▸ **本文**:
もともと京都は、2015年に日本で初めてBYDのEVバスが走った町。BYDにとって思い出深いその町で、今年春からBYDのEVタクシーが走っているのだ。
導入したのは南区にある「都タクシー」。クルマは法人向けEVである「e6」だ。
e6は2021年に中国でデビューしたワゴンタイプのEV。4695mmの全長に対しホイールベースが2800mmもあるので後席が広く、まさにタクシーにはうってつけの車両だ。
バッテリーは71kWのリン酸鉄リチウムイオンを積み、航続距離も522kmと充分。しかしそれ以上に驚くのは価格で、なんと385万円という激安価格なのだ。
タクシー会社としては、コストを抑えたうえで脱温暖化にも貢献できるとあって、魅力的な一台に違いない。
京都で乗れるタクシーはBYDだけじゃない。同じ南区にあるMKタクシーは、ヒョンデのアイオニック5を50台導入すると発表した。
同社はタクシー車両の電動化に熱心で、今年2月にはLPガスを使う車両を全廃したほど。現在はPHVなども運用しているが、脱炭素を加速させるためEVを増やすことになり、快適なキャビンを持つアイオニック5に白羽の矢が立ったというわけだ。
同社は業界最速で電動化を進め、2030年までには全営業車両をBEV化すると言う。50台のアイオニック5が走ることは検証走行としても価値があるから、ヒョンデ側も喜んでいるはず。
長い歴史を誇り、伝統を重んじる京都だが、ことEVに関しては積極的に新しいものを取り入れて好感が持てる。京都旅行の際には体験してみてもいいかもしれない。

▸ **課題 1**: 京都のEVタクシーに関する本文では、BYDのe6の価格はいくらとされていますか。
▸ **課題 2**: 京都のEVタクシーに関する本文のうち、「同社はタクシー車両の電動化に」という語句で始まり「ヒョンデ側も喜んでいるはず。」で終わる部分を、一字も変えずに繰り返してください。

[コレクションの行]
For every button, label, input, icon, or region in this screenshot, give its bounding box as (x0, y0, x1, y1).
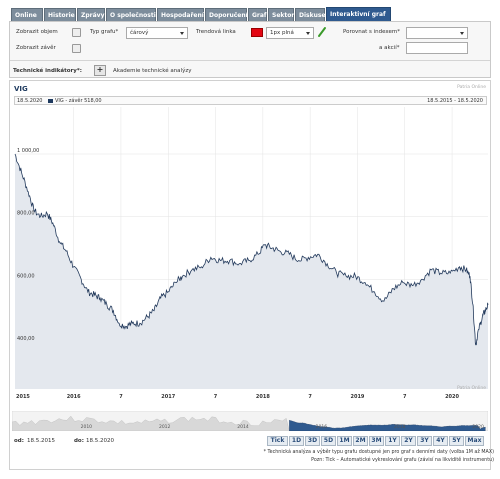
compare-index-label: Porovnat s indexem* (343, 29, 400, 35)
navigator-label: 2020 (472, 424, 484, 430)
to-label: do: (74, 438, 84, 444)
from-label: od: (14, 438, 24, 444)
y-tick-label: 400,00 (17, 336, 35, 342)
tab-bar: Online Historie Zprávy O společnosti Hos… (11, 7, 391, 21)
show-close-checkbox[interactable] (72, 44, 81, 53)
period-button-2m[interactable]: 2M (353, 436, 368, 446)
period-button-1m[interactable]: 1M (337, 436, 352, 446)
range-bar: od: 18.5.2015 do: 18.5.2020 Tick 1D 3D 5D 1M… (10, 436, 490, 448)
tab-interaktivni-graf[interactable]: Interaktivní graf (326, 7, 391, 21)
price-chart-svg[interactable]: 1 000,00 800,00 600,00 400,00 2015 2016 7 2017… (10, 81, 490, 431)
from-date-input[interactable]: 18.5.2015 (27, 438, 55, 444)
y-tick-label: 800,00 (17, 211, 35, 217)
period-button-3m[interactable]: 3M (369, 436, 384, 446)
trend-line-label: Trendová linka (196, 29, 236, 35)
chart-info-bar: 18.5.2020 VIG - závěr 518,00 18.5.2015 -… (14, 96, 487, 105)
period-button-3d[interactable]: 3D (305, 436, 320, 446)
chart-type-select[interactable]: čárový (126, 27, 188, 39)
tab-sektor[interactable]: Sektor (268, 8, 294, 21)
info-range: 18.5.2015 - 18.5.2020 (427, 98, 483, 104)
x-tick-label: 2018 (256, 394, 270, 400)
x-tick-label: 2015 (16, 394, 30, 400)
add-indicator-button[interactable]: + (94, 65, 106, 76)
tech-indicators-label: Technické indikátory*: (13, 68, 82, 74)
navigator-history (12, 415, 290, 431)
to-date-input[interactable]: 18.5.2020 (86, 438, 114, 444)
y-tick-label: 1 000,00 (17, 148, 39, 154)
period-button-tick[interactable]: Tick (267, 436, 288, 446)
navigator-selection[interactable] (289, 419, 486, 431)
note-tick: Pozn: Tick – Automatické vykreslování gr… (311, 458, 494, 463)
show-volume-checkbox[interactable] (72, 28, 81, 37)
period-button-2y[interactable]: 2Y (401, 436, 416, 446)
navigator-label: 2010 (81, 424, 93, 430)
navigator-label: 2012 (159, 424, 171, 430)
x-tick-label: 7 (403, 394, 407, 400)
tab-diskuse[interactable]: Diskuse (295, 8, 326, 21)
chevron-down-icon (306, 32, 310, 35)
period-button-5y[interactable]: 5Y (449, 436, 464, 446)
show-close-label: Zobrazit závěr (16, 45, 56, 51)
price-line (14, 153, 489, 346)
info-date: 18.5.2020 (17, 98, 43, 104)
chart-settings-panel: Zobrazit objem Zobrazit závěr Typ grafu*… (9, 21, 491, 78)
period-button-3y[interactable]: 3Y (417, 436, 432, 446)
price-area (15, 154, 488, 389)
tab-graf[interactable]: Graf (248, 8, 267, 21)
watermark-bottom: Patria Online (457, 385, 486, 391)
series-legend-swatch (48, 99, 53, 103)
period-button-max[interactable]: Max (465, 436, 484, 446)
navigator-label: 2018 (394, 424, 406, 430)
x-tick-label: 2020 (445, 394, 459, 400)
navigator-label: 2014 (237, 424, 249, 430)
period-button-4y[interactable]: 4Y (433, 436, 448, 446)
y-tick-label: 600,00 (17, 273, 35, 279)
x-tick-label: 7 (308, 394, 312, 400)
x-tick-label: 2017 (161, 394, 175, 400)
range-navigator[interactable]: 2010 2012 2014 2016 2018 2020 (12, 411, 488, 431)
x-tick-label: 2019 (350, 394, 364, 400)
chevron-down-icon (180, 32, 184, 35)
line-style-select[interactable]: 1px plná (266, 27, 314, 39)
trend-color-swatch[interactable] (251, 28, 263, 37)
period-button-1d[interactable]: 1D (289, 436, 304, 446)
tab-doporuceni[interactable]: Doporučení (205, 8, 248, 21)
pencil-icon[interactable] (317, 26, 327, 38)
period-button-1y[interactable]: 1Y (385, 436, 400, 446)
tab-historie[interactable]: Historie (44, 8, 76, 21)
tab-zpravy[interactable]: Zprávy (77, 8, 105, 21)
tab-online[interactable]: Online (11, 8, 43, 21)
watermark-top: Patria Online (457, 85, 486, 90)
chart-type-label: Typ grafu* (90, 29, 119, 35)
chart-title: VIG (14, 85, 28, 93)
tech-analysis-link[interactable]: Akademie technické analýzy (113, 68, 192, 74)
x-tick-label: 7 (214, 394, 218, 400)
interactive-chart: VIG Patria Online 18.5.2020 VIG - závěr … (9, 80, 491, 470)
chevron-down-icon (460, 32, 464, 35)
period-button-5d[interactable]: 5D (321, 436, 336, 446)
x-tick-label: 7 (119, 394, 123, 400)
compare-index-select[interactable] (406, 27, 468, 39)
x-tick-label: 2016 (67, 394, 81, 400)
panel-divider (10, 60, 490, 61)
tab-hospodareni[interactable]: Hospodaření (157, 8, 204, 21)
compare-stock-label: a akcií* (379, 45, 400, 51)
info-series: VIG - závěr 518,00 (55, 98, 102, 104)
note-tech-analysis: * Technická analýza a výběr typu grafu d… (263, 450, 494, 455)
tab-o-spolecnosti[interactable]: O společnosti (106, 8, 156, 21)
navigator-label: 2016 (316, 424, 328, 430)
show-volume-label: Zobrazit objem (16, 29, 58, 35)
compare-stock-input[interactable] (406, 42, 468, 54)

▸ **解答 1**: 385万円です。

▸ **解答 2**:
同社はタクシー車両の電動化に熱心で、今年2月にはLPガスを使う車両を全廃したほど。現在はPHVなども運用しているが、脱炭素を加速させるためEVを増やすことになり、快適なキャビンを持つアイオニック5に白羽の矢が立ったというわけだ。
同社は業界最速で電動化を進め、2030年までには全営業車両をBEV化すると言う。50台のアイオニック5が走ることは検証走行としても価値があるから、ヒョンデ側も喜んでいるはず。